## start Data section

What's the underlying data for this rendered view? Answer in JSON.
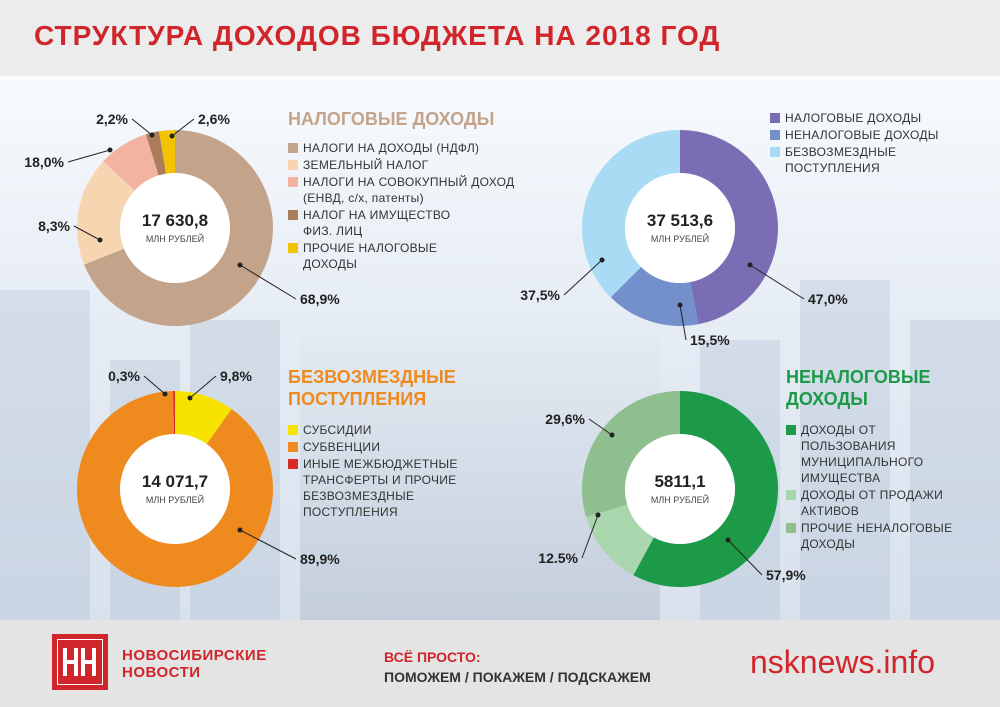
{
  "title": "СТРУКТУРА ДОХОДОВ БЮДЖЕТА НА 2018 ГОД",
  "chart_data": [
    {
      "type": "pie",
      "title": "НАЛОГОВЫЕ ДОХОДЫ",
      "center_value": "17 630,8",
      "center_unit": "МЛН РУБЛЕЙ",
      "slices": [
        {
          "name": "НАЛОГИ НА ДОХОДЫ (НДФЛ)",
          "value": 68.9,
          "label": "68,9%",
          "color": "#c3a48a"
        },
        {
          "name": "ЗЕМЕЛЬНЫЙ НАЛОГ",
          "value": 18.0,
          "label": "18,0%",
          "color": "#f7d5b0"
        },
        {
          "name": "НАЛОГИ НА СОВОКУПНЫЙ ДОХОД (ЕНВД, с/х, патенты)",
          "value": 8.3,
          "label": "8,3%",
          "color": "#f2b4a0"
        },
        {
          "name": "НАЛОГ НА ИМУЩЕСТВО ФИЗ. ЛИЦ",
          "value": 2.2,
          "label": "2,2%",
          "color": "#ac7d5c"
        },
        {
          "name": "ПРОЧИЕ НАЛОГОВЫЕ ДОХОДЫ",
          "value": 2.6,
          "label": "2,6%",
          "color": "#f3c200"
        }
      ]
    },
    {
      "type": "pie",
      "title": "",
      "center_value": "37 513,6",
      "center_unit": "МЛН РУБЛЕЙ",
      "slices": [
        {
          "name": "НАЛОГОВЫЕ ДОХОДЫ",
          "value": 47.0,
          "label": "47,0%",
          "color": "#7b6db4"
        },
        {
          "name": "НЕНАЛОГОВЫЕ ДОХОДЫ",
          "value": 15.5,
          "label": "15,5%",
          "color": "#7390cd"
        },
        {
          "name": "БЕЗВОЗМЕЗДНЫЕ ПОСТУПЛЕНИЯ",
          "value": 37.5,
          "label": "37,5%",
          "color": "#a9dcf4"
        }
      ]
    },
    {
      "type": "pie",
      "title": "БЕЗВОЗМЕЗДНЫЕ ПОСТУПЛЕНИЯ",
      "center_value": "14 071,7",
      "center_unit": "МЛН РУБЛЕЙ",
      "slices": [
        {
          "name": "СУБСИДИИ",
          "value": 9.8,
          "label": "9,8%",
          "color": "#f7e300"
        },
        {
          "name": "СУБВЕНЦИИ",
          "value": 89.9,
          "label": "89,9%",
          "color": "#ee8a1e"
        },
        {
          "name": "ИНЫЕ МЕЖБЮДЖЕТНЫЕ ТРАНСФЕРТЫ И ПРОЧИЕ БЕЗВОЗМЕЗДНЫЕ ПОСТУПЛЕНИЯ",
          "value": 0.3,
          "label": "0,3%",
          "color": "#d92a2a"
        }
      ]
    },
    {
      "type": "pie",
      "title": "НЕНАЛОГОВЫЕ ДОХОДЫ",
      "center_value": "5811,1",
      "center_unit": "МЛН РУБЛЕЙ",
      "slices": [
        {
          "name": "ДОХОДЫ ОТ ПОЛЬЗОВАНИЯ МУНИЦИПАЛЬНОГО ИМУЩЕСТВА",
          "value": 57.9,
          "label": "57,9%",
          "color": "#1d9a48"
        },
        {
          "name": "ДОХОДЫ ОТ ПРОДАЖИ АКТИВОВ",
          "value": 12.5,
          "label": "12.5%",
          "color": "#aad6ad"
        },
        {
          "name": "ПРОЧИЕ НЕНАЛОГОВЫЕ ДОХОДЫ",
          "value": 29.6,
          "label": "29,6%",
          "color": "#8fbf8e"
        }
      ]
    }
  ],
  "legends": [
    {
      "lines": [
        [
          "НАЛОГИ НА ДОХОДЫ (НДФЛ)"
        ],
        [
          "ЗЕМЕЛЬНЫЙ НАЛОГ"
        ],
        [
          "НАЛОГИ НА СОВОКУПНЫЙ ДОХОД",
          "(ЕНВД, с/х, патенты)"
        ],
        [
          "НАЛОГ НА ИМУЩЕСТВО",
          "ФИЗ. ЛИЦ"
        ],
        [
          "ПРОЧИЕ НАЛОГОВЫЕ",
          "ДОХОДЫ"
        ]
      ]
    },
    {
      "lines": [
        [
          "НАЛОГОВЫЕ ДОХОДЫ"
        ],
        [
          "НЕНАЛОГОВЫЕ ДОХОДЫ"
        ],
        [
          "БЕЗВОЗМЕЗДНЫЕ",
          "ПОСТУПЛЕНИЯ"
        ]
      ]
    },
    {
      "lines": [
        [
          "СУБСИДИИ"
        ],
        [
          "СУБВЕНЦИИ"
        ],
        [
          "ИНЫЕ МЕЖБЮДЖЕТНЫЕ",
          "ТРАНСФЕРТЫ И ПРОЧИЕ",
          "БЕЗВОЗМЕЗДНЫЕ",
          "ПОСТУПЛЕНИЯ"
        ]
      ]
    },
    {
      "lines": [
        [
          "ДОХОДЫ ОТ",
          "ПОЛЬЗОВАНИЯ",
          "МУНИЦИПАЛЬНОГО",
          "ИМУЩЕСТВА"
        ],
        [
          "ДОХОДЫ ОТ ПРОДАЖИ",
          "АКТИВОВ"
        ],
        [
          "ПРОЧИЕ НЕНАЛОГОВЫЕ",
          "ДОХОДЫ"
        ]
      ]
    }
  ],
  "section_titles": [
    {
      "lines": [
        "НАЛОГОВЫЕ ДОХОДЫ"
      ],
      "color": "#c3a48a"
    },
    {
      "lines": [
        "БЕЗВОЗМЕЗДНЫЕ",
        "ПОСТУПЛЕНИЯ"
      ],
      "color": "#ee8a1e"
    },
    {
      "lines": [
        "НЕНАЛОГОВЫЕ",
        "ДОХОДЫ"
      ],
      "color": "#1d9a48"
    }
  ],
  "footer": {
    "logo_line1": "НОВОСИБИРСКИЕ",
    "logo_line2": "НОВОСТИ",
    "slogan_line1": "ВСЁ ПРОСТО:",
    "slogan_line2": "ПОМОЖЕМ / ПОКАЖЕМ / ПОДСКАЖЕМ",
    "site": "nsknews.info"
  },
  "colors": {
    "accent": "#d0252b"
  }
}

## end Data section

Leave out the pictures and output the rest of the material exactly as written.

What's the underlying data for this rendered view? Answer in JSON.
{
  "title": "СТРУКТУРА ДОХОДОВ БЮДЖЕТА НА 2018 ГОД",
  "chart_data": [
    {
      "type": "pie",
      "title": "НАЛОГОВЫЕ ДОХОДЫ",
      "center_value": "17 630,8",
      "center_unit": "МЛН РУБЛЕЙ",
      "slices": [
        {
          "name": "НАЛОГИ НА ДОХОДЫ (НДФЛ)",
          "value": 68.9,
          "label": "68,9%",
          "color": "#c3a48a"
        },
        {
          "name": "ЗЕМЕЛЬНЫЙ НАЛОГ",
          "value": 18.0,
          "label": "18,0%",
          "color": "#f7d5b0"
        },
        {
          "name": "НАЛОГИ НА СОВОКУПНЫЙ ДОХОД (ЕНВД, с/х, патенты)",
          "value": 8.3,
          "label": "8,3%",
          "color": "#f2b4a0"
        },
        {
          "name": "НАЛОГ НА ИМУЩЕСТВО ФИЗ. ЛИЦ",
          "value": 2.2,
          "label": "2,2%",
          "color": "#ac7d5c"
        },
        {
          "name": "ПРОЧИЕ НАЛОГОВЫЕ ДОХОДЫ",
          "value": 2.6,
          "label": "2,6%",
          "color": "#f3c200"
        }
      ]
    },
    {
      "type": "pie",
      "title": "",
      "center_value": "37 513,6",
      "center_unit": "МЛН РУБЛЕЙ",
      "slices": [
        {
          "name": "НАЛОГОВЫЕ ДОХОДЫ",
          "value": 47.0,
          "label": "47,0%",
          "color": "#7b6db4"
        },
        {
          "name": "НЕНАЛОГОВЫЕ ДОХОДЫ",
          "value": 15.5,
          "label": "15,5%",
          "color": "#7390cd"
        },
        {
          "name": "БЕЗВОЗМЕЗДНЫЕ ПОСТУПЛЕНИЯ",
          "value": 37.5,
          "label": "37,5%",
          "color": "#a9dcf4"
        }
      ]
    },
    {
      "type": "pie",
      "title": "БЕЗВОЗМЕЗДНЫЕ ПОСТУПЛЕНИЯ",
      "center_value": "14 071,7",
      "center_unit": "МЛН РУБЛЕЙ",
      "slices": [
        {
          "name": "СУБСИДИИ",
          "value": 9.8,
          "label": "9,8%",
          "color": "#f7e300"
        },
        {
          "name": "СУБВЕНЦИИ",
          "value": 89.9,
          "label": "89,9%",
          "color": "#ee8a1e"
        },
        {
          "name": "ИНЫЕ МЕЖБЮДЖЕТНЫЕ ТРАНСФЕРТЫ И ПРОЧИЕ БЕЗВОЗМЕЗДНЫЕ ПОСТУПЛЕНИЯ",
          "value": 0.3,
          "label": "0,3%",
          "color": "#d92a2a"
        }
      ]
    },
    {
      "type": "pie",
      "title": "НЕНАЛОГОВЫЕ ДОХОДЫ",
      "center_value": "5811,1",
      "center_unit": "МЛН РУБЛЕЙ",
      "slices": [
        {
          "name": "ДОХОДЫ ОТ ПОЛЬЗОВАНИЯ МУНИЦИПАЛЬНОГО ИМУЩЕСТВА",
          "value": 57.9,
          "label": "57,9%",
          "color": "#1d9a48"
        },
        {
          "name": "ДОХОДЫ ОТ ПРОДАЖИ АКТИВОВ",
          "value": 12.5,
          "label": "12.5%",
          "color": "#aad6ad"
        },
        {
          "name": "ПРОЧИЕ НЕНАЛОГОВЫЕ ДОХОДЫ",
          "value": 29.6,
          "label": "29,6%",
          "color": "#8fbf8e"
        }
      ]
    }
  ],
  "legends": [
    {
      "lines": [
        [
          "НАЛОГИ НА ДОХОДЫ (НДФЛ)"
        ],
        [
          "ЗЕМЕЛЬНЫЙ НАЛОГ"
        ],
        [
          "НАЛОГИ НА СОВОКУПНЫЙ ДОХОД",
          "(ЕНВД, с/х, патенты)"
        ],
        [
          "НАЛОГ НА ИМУЩЕСТВО",
          "ФИЗ. ЛИЦ"
        ],
        [
          "ПРОЧИЕ НАЛОГОВЫЕ",
          "ДОХОДЫ"
        ]
      ]
    },
    {
      "lines": [
        [
          "НАЛОГОВЫЕ ДОХОДЫ"
        ],
        [
          "НЕНАЛОГОВЫЕ ДОХОДЫ"
        ],
        [
          "БЕЗВОЗМЕЗДНЫЕ",
          "ПОСТУПЛЕНИЯ"
        ]
      ]
    },
    {
      "lines": [
        [
          "СУБСИДИИ"
        ],
        [
          "СУБВЕНЦИИ"
        ],
        [
          "ИНЫЕ МЕЖБЮДЖЕТНЫЕ",
          "ТРАНСФЕРТЫ И ПРОЧИЕ",
          "БЕЗВОЗМЕЗДНЫЕ",
          "ПОСТУПЛЕНИЯ"
        ]
      ]
    },
    {
      "lines": [
        [
          "ДОХОДЫ ОТ",
          "ПОЛЬЗОВАНИЯ",
          "МУНИЦИПАЛЬНОГО",
          "ИМУЩЕСТВА"
        ],
        [
          "ДОХОДЫ ОТ ПРОДАЖИ",
          "АКТИВОВ"
        ],
        [
          "ПРОЧИЕ НЕНАЛОГОВЫЕ",
          "ДОХОДЫ"
        ]
      ]
    }
  ],
  "section_titles": [
    {
      "lines": [
        "НАЛОГОВЫЕ ДОХОДЫ"
      ],
      "color": "#c3a48a"
    },
    {
      "lines": [
        "БЕЗВОЗМЕЗДНЫЕ",
        "ПОСТУПЛЕНИЯ"
      ],
      "color": "#ee8a1e"
    },
    {
      "lines": [
        "НЕНАЛОГОВЫЕ",
        "ДОХОДЫ"
      ],
      "color": "#1d9a48"
    }
  ],
  "footer": {
    "logo_line1": "НОВОСИБИРСКИЕ",
    "logo_line2": "НОВОСТИ",
    "slogan_line1": "ВСЁ ПРОСТО:",
    "slogan_line2": "ПОМОЖЕМ / ПОКАЖЕМ / ПОДСКАЖЕМ",
    "site": "nsknews.info"
  },
  "colors": {
    "accent": "#d0252b"
  }
}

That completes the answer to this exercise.